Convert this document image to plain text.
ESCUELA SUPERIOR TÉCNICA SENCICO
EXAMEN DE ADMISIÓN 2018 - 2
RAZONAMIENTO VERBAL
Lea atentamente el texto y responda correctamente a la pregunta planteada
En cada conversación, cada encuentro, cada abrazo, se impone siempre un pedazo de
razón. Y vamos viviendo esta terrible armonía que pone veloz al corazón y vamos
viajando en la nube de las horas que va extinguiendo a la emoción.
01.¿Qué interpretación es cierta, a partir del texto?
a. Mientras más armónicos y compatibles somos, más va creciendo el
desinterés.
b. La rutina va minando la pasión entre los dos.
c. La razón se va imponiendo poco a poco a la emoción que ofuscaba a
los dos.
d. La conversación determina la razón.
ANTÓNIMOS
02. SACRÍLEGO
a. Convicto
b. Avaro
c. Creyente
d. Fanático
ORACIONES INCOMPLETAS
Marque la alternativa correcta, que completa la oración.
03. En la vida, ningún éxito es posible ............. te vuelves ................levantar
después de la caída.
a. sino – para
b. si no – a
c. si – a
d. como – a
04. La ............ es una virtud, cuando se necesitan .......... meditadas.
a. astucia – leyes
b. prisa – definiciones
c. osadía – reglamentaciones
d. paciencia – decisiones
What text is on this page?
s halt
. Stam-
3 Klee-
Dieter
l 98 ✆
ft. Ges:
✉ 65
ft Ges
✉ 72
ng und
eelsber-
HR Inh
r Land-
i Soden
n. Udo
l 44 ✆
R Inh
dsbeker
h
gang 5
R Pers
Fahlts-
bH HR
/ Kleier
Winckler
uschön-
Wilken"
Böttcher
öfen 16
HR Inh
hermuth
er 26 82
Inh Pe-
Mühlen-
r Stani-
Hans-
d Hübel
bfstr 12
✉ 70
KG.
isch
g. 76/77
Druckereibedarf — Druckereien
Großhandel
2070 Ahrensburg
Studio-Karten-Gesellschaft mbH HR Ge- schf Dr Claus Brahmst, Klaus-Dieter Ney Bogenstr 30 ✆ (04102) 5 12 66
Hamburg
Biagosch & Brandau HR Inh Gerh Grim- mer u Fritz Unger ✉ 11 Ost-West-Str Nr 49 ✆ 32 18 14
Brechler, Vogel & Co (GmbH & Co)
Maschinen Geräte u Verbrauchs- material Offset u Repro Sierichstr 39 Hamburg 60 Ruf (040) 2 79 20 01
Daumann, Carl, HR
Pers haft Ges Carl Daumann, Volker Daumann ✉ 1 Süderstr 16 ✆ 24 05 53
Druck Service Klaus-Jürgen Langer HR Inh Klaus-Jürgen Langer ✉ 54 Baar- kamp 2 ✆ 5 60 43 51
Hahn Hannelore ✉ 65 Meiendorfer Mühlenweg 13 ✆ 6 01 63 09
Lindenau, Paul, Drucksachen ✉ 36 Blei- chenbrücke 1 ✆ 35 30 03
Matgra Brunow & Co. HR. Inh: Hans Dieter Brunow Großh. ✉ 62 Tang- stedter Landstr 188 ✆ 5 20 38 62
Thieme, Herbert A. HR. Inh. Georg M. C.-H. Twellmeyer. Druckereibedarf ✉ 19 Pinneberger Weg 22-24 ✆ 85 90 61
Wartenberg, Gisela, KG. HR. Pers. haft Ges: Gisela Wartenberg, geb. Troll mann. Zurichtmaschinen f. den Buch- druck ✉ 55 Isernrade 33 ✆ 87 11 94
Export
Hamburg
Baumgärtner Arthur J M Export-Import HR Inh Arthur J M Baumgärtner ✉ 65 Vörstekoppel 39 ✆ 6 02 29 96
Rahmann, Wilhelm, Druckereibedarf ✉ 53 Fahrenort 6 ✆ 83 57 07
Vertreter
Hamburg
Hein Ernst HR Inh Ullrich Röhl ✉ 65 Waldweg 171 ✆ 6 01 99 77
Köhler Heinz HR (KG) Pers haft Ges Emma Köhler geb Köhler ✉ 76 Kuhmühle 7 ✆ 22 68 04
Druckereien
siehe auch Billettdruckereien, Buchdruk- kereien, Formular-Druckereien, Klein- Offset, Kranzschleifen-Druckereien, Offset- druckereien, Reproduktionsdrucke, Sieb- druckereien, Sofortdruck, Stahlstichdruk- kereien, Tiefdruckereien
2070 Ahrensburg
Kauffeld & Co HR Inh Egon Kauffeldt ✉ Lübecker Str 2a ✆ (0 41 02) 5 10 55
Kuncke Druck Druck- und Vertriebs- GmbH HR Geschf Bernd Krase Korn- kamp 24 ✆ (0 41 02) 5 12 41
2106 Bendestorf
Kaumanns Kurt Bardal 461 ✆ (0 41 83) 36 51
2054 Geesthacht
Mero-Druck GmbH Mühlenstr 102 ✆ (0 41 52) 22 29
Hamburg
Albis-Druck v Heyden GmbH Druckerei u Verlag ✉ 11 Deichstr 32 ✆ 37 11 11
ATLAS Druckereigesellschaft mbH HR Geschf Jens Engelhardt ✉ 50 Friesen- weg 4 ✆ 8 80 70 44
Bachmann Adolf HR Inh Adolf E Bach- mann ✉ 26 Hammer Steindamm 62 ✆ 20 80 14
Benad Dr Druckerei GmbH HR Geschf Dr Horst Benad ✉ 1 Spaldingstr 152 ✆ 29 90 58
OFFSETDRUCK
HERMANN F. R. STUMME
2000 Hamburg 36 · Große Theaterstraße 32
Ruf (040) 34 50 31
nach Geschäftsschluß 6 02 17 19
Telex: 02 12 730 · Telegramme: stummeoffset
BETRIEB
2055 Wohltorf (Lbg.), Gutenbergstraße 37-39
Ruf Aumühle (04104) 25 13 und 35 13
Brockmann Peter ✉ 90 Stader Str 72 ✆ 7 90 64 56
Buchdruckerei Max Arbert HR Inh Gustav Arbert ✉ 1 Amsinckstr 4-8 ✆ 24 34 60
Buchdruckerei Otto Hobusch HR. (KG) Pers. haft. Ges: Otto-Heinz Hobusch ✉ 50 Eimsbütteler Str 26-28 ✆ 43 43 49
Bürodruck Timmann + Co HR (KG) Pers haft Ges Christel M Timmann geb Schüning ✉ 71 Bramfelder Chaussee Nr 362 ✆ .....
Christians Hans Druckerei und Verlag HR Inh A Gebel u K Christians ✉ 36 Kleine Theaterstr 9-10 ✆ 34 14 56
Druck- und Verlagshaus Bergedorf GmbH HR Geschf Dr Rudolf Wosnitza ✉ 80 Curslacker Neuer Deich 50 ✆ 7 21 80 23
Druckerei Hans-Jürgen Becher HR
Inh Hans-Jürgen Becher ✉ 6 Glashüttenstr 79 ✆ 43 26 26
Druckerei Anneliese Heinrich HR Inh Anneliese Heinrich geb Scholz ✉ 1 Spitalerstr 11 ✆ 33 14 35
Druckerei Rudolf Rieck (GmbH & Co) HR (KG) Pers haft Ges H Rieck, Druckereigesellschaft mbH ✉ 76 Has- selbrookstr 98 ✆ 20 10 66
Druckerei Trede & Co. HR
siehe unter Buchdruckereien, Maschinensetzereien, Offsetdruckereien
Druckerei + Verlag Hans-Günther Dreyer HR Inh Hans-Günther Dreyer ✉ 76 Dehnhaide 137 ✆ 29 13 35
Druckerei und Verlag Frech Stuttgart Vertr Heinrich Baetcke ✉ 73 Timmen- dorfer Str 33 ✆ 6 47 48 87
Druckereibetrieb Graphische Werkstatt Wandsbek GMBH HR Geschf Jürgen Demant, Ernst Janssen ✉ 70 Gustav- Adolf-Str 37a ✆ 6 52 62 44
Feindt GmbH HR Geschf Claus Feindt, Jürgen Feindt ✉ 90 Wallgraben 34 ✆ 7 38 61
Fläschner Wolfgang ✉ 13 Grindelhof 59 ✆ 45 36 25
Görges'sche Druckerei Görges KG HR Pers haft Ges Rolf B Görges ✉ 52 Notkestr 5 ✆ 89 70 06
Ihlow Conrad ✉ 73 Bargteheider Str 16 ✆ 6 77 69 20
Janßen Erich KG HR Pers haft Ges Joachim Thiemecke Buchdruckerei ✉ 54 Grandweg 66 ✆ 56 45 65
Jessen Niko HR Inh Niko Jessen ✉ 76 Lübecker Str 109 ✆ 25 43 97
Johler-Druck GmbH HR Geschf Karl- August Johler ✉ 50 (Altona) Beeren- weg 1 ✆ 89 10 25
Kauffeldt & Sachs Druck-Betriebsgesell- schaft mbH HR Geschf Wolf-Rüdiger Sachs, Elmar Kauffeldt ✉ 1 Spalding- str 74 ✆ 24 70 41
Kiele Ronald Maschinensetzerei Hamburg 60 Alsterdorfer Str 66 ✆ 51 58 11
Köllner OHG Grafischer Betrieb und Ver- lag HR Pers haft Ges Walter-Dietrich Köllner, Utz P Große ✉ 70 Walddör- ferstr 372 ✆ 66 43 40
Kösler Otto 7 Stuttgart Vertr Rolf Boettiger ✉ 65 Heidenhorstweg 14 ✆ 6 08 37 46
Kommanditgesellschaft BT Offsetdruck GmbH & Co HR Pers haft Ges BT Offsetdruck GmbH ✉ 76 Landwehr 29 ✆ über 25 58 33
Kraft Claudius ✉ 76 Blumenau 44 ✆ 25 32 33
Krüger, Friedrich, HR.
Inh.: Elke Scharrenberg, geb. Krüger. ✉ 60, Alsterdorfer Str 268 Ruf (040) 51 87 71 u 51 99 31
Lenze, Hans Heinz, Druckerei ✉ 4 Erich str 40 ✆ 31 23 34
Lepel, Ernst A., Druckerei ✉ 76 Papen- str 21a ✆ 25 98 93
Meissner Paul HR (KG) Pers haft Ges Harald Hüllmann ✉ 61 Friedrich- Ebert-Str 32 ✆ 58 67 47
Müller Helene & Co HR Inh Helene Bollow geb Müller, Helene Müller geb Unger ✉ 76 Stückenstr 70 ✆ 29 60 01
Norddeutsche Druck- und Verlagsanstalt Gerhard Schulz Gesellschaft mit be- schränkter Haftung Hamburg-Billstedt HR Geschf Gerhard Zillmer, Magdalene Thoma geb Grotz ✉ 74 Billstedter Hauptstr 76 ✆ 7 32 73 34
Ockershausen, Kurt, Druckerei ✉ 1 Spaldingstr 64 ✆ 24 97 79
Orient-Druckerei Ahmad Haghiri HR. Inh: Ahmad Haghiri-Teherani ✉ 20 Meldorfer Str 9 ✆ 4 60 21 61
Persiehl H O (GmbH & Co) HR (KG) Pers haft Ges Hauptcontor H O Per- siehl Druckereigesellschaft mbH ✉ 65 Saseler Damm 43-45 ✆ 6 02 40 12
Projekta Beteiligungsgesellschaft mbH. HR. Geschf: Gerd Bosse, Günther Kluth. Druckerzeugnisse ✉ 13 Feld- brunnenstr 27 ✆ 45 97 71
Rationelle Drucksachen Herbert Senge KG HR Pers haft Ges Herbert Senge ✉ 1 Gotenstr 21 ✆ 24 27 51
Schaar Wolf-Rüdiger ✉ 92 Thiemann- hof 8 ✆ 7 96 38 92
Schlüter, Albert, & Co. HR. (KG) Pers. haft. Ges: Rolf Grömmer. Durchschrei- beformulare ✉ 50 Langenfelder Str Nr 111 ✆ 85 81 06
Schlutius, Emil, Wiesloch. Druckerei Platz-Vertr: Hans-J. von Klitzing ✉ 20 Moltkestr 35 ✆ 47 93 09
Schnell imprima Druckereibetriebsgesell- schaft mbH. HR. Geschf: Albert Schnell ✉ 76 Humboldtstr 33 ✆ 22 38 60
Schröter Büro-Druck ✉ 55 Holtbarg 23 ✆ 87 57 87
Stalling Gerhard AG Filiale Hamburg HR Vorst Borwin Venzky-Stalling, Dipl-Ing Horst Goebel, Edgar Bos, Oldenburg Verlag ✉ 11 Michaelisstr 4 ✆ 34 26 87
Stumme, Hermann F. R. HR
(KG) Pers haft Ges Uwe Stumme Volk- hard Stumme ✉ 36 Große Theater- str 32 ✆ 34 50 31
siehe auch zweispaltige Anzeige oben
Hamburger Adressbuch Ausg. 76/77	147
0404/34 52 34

——

Written instruction: In the records above, locate each line with the word "siehe". Copy all such lines.

The output:
siehe auch Billettdruckereien, Buchdruk- kereien, Formular-Druckereien, Klein- Offset, Kranzschleifen-Druckereien, Offset- druckereien, Reproduktionsdrucke, Sieb- druckereien, Sofortdruck, Stahlstichdruk- kereien, Tiefdruckereien
siehe unter Buchdruckereien, Maschinensetzereien, Offsetdruckereien
siehe auch zweispaltige Anzeige oben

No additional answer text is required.